**Set exercise:** Gather from the material every line that contains the string "Function".

▼▼▼

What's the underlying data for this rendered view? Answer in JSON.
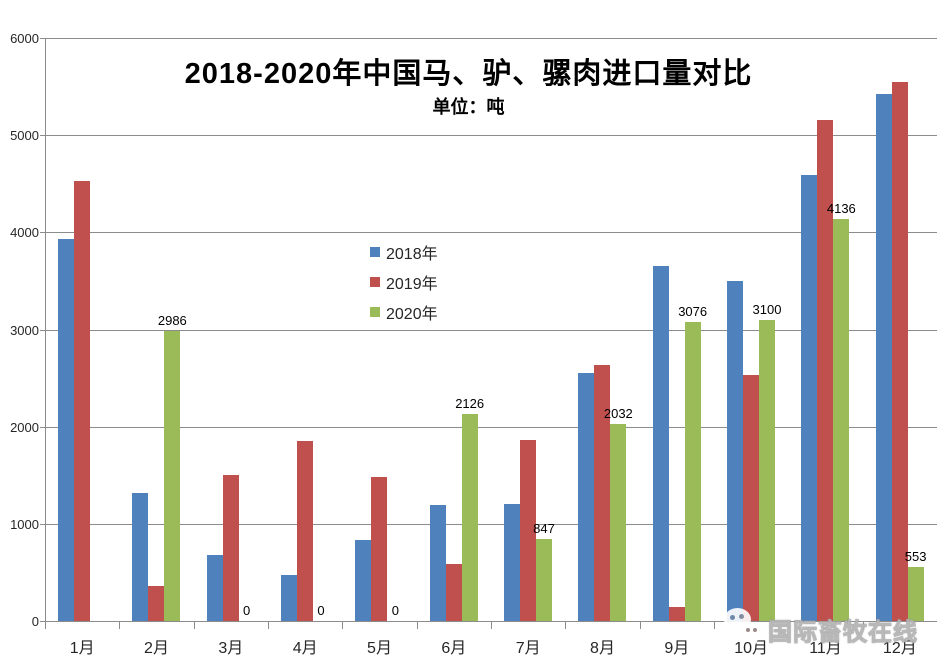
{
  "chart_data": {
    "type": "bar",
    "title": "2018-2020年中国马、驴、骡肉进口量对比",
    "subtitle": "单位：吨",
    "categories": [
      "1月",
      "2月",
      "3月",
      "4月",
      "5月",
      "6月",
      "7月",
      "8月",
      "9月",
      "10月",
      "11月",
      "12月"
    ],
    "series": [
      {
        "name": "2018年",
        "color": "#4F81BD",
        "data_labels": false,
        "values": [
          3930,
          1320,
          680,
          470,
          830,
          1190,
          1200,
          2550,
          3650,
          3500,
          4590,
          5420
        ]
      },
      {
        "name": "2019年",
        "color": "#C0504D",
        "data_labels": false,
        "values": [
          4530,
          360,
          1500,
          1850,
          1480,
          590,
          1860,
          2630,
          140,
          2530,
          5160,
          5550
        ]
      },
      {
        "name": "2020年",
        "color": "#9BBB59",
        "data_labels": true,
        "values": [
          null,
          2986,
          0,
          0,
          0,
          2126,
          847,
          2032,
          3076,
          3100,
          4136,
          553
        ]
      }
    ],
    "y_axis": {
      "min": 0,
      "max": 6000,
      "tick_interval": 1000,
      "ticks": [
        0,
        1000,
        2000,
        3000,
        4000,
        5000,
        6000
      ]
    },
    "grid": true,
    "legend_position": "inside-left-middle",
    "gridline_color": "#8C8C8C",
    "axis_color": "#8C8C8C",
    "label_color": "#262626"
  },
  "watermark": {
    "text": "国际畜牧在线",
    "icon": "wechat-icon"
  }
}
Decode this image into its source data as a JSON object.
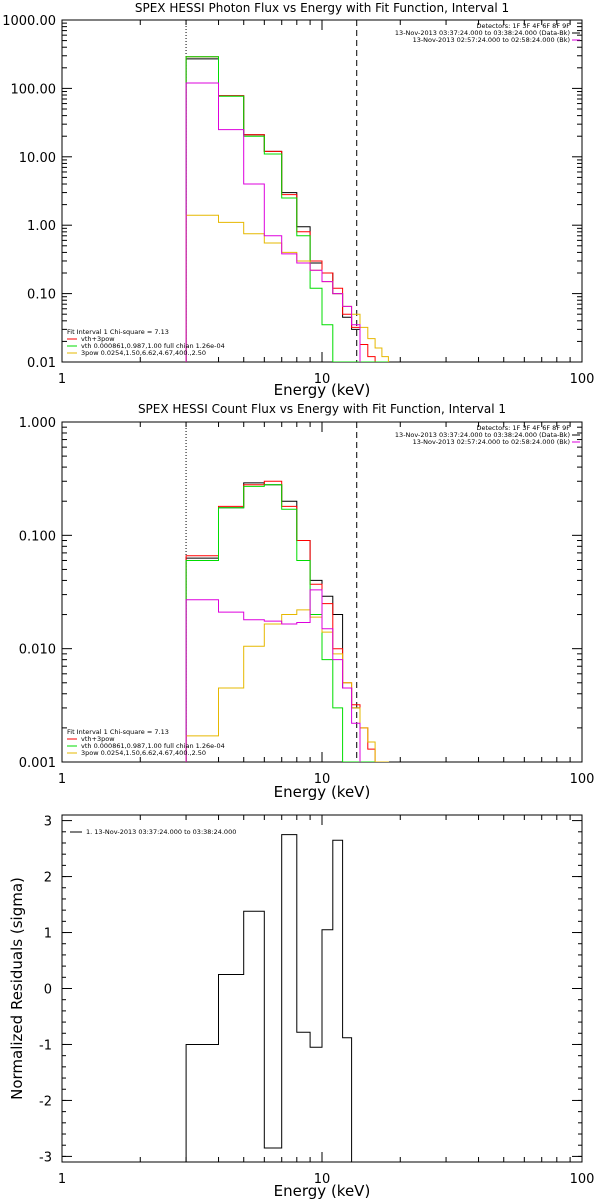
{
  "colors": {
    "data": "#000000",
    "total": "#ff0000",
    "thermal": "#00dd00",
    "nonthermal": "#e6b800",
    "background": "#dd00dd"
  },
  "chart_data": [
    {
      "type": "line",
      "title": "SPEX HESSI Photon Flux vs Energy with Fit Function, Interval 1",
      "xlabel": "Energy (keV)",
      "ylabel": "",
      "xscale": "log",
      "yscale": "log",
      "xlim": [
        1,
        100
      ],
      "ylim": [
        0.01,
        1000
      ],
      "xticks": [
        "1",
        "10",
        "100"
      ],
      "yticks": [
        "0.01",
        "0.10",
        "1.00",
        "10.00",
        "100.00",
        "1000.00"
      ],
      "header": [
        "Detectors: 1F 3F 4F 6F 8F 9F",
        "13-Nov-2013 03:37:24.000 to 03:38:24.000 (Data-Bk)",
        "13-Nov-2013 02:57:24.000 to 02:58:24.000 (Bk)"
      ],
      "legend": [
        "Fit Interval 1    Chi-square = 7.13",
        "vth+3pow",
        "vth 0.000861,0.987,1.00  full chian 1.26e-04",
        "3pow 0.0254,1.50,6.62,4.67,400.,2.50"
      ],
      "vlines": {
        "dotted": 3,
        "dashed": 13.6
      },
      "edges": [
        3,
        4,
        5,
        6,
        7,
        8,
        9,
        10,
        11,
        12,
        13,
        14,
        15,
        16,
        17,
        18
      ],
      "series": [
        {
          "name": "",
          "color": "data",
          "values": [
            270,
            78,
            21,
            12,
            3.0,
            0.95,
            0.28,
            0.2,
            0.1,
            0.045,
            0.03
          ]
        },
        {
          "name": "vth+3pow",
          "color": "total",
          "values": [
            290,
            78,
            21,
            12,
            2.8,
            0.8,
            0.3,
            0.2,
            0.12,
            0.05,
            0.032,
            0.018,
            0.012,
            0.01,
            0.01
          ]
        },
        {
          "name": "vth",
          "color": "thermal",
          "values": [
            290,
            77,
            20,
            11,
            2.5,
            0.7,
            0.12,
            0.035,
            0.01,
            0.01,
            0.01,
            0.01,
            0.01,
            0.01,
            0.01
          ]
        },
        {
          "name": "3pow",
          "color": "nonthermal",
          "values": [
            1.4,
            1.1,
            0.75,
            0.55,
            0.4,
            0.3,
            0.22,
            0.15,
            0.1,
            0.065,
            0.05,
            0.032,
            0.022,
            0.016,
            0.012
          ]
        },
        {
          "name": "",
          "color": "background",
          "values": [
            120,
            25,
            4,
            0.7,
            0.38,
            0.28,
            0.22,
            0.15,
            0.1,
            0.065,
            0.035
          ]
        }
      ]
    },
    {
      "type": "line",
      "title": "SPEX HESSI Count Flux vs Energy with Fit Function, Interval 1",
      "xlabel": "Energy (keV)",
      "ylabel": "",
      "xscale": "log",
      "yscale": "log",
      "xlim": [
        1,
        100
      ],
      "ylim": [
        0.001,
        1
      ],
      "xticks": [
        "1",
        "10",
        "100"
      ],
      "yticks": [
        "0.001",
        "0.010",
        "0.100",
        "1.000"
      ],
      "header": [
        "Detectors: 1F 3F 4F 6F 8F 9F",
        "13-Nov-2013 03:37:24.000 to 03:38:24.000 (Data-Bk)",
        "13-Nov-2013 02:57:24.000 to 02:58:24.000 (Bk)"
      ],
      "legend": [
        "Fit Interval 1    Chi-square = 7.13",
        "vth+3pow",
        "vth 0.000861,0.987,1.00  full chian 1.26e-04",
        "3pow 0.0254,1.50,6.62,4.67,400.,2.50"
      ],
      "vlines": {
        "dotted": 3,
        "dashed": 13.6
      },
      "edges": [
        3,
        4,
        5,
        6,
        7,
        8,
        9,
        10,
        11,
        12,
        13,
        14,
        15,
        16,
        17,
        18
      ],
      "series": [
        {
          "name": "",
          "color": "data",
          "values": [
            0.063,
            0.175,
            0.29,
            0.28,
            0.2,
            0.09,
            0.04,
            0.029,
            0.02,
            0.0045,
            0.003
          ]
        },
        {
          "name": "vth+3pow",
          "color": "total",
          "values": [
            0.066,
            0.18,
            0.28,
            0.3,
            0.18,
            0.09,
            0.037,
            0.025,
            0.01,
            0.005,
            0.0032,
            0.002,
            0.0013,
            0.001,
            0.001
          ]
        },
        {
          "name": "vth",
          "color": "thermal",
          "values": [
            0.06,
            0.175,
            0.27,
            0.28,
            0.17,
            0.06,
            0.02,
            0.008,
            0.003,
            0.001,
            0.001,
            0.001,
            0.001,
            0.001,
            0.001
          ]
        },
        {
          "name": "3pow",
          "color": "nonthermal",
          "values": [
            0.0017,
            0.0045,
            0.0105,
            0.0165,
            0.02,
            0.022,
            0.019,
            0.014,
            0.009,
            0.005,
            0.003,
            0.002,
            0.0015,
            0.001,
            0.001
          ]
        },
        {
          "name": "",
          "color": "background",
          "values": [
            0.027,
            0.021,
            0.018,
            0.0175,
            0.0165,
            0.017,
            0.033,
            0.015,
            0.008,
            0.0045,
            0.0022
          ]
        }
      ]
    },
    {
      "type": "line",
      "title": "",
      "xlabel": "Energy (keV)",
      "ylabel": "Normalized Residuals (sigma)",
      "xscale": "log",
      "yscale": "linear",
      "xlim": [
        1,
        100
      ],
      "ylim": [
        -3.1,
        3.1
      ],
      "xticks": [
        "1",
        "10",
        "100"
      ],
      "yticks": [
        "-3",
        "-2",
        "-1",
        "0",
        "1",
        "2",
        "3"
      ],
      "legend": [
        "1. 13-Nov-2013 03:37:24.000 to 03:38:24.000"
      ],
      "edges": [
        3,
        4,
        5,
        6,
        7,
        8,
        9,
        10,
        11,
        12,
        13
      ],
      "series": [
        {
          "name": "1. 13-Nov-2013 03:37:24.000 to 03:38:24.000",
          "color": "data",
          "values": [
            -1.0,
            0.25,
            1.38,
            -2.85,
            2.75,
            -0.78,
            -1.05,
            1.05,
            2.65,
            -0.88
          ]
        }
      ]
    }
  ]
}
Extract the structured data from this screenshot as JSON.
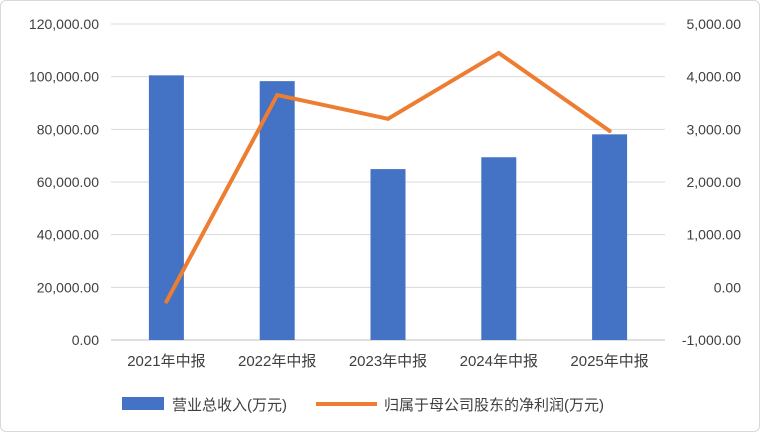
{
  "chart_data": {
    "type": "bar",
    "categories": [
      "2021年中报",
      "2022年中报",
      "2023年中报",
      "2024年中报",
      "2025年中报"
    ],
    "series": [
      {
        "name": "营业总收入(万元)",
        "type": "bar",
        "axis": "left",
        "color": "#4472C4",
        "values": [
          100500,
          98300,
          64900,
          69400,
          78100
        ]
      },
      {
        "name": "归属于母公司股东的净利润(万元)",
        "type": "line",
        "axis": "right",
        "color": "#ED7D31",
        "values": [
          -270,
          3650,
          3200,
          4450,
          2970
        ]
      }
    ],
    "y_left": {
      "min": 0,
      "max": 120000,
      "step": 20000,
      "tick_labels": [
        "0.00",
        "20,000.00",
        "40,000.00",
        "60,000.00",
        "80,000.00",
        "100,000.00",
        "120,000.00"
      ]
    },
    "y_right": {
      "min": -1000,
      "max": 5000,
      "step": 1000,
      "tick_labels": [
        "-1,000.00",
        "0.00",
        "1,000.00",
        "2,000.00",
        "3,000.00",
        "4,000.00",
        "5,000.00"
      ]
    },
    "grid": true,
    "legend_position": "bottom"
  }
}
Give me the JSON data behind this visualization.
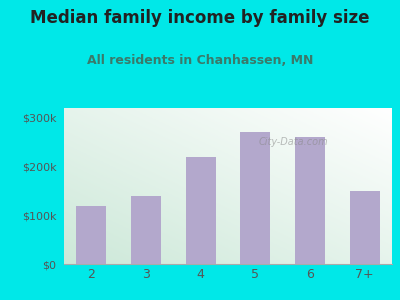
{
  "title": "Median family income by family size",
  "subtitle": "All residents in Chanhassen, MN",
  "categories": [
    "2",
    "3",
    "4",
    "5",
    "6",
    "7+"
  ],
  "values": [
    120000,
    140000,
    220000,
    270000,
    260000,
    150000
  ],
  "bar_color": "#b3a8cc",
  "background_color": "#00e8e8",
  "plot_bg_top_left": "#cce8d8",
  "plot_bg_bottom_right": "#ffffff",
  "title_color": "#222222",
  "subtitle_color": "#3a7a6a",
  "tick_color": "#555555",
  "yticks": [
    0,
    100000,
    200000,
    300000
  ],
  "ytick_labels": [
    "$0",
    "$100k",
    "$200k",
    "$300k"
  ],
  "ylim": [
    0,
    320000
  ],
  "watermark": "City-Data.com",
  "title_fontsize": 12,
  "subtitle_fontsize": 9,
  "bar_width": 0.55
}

▲▲▲

**Exercise answer:**
      "title": "SPEX HESSI Photon Flux vs Energy with Fit Function, Interval 1",
      "title": "SPEX HESSI Count Flux vs Energy with Fit Function, Interval 1",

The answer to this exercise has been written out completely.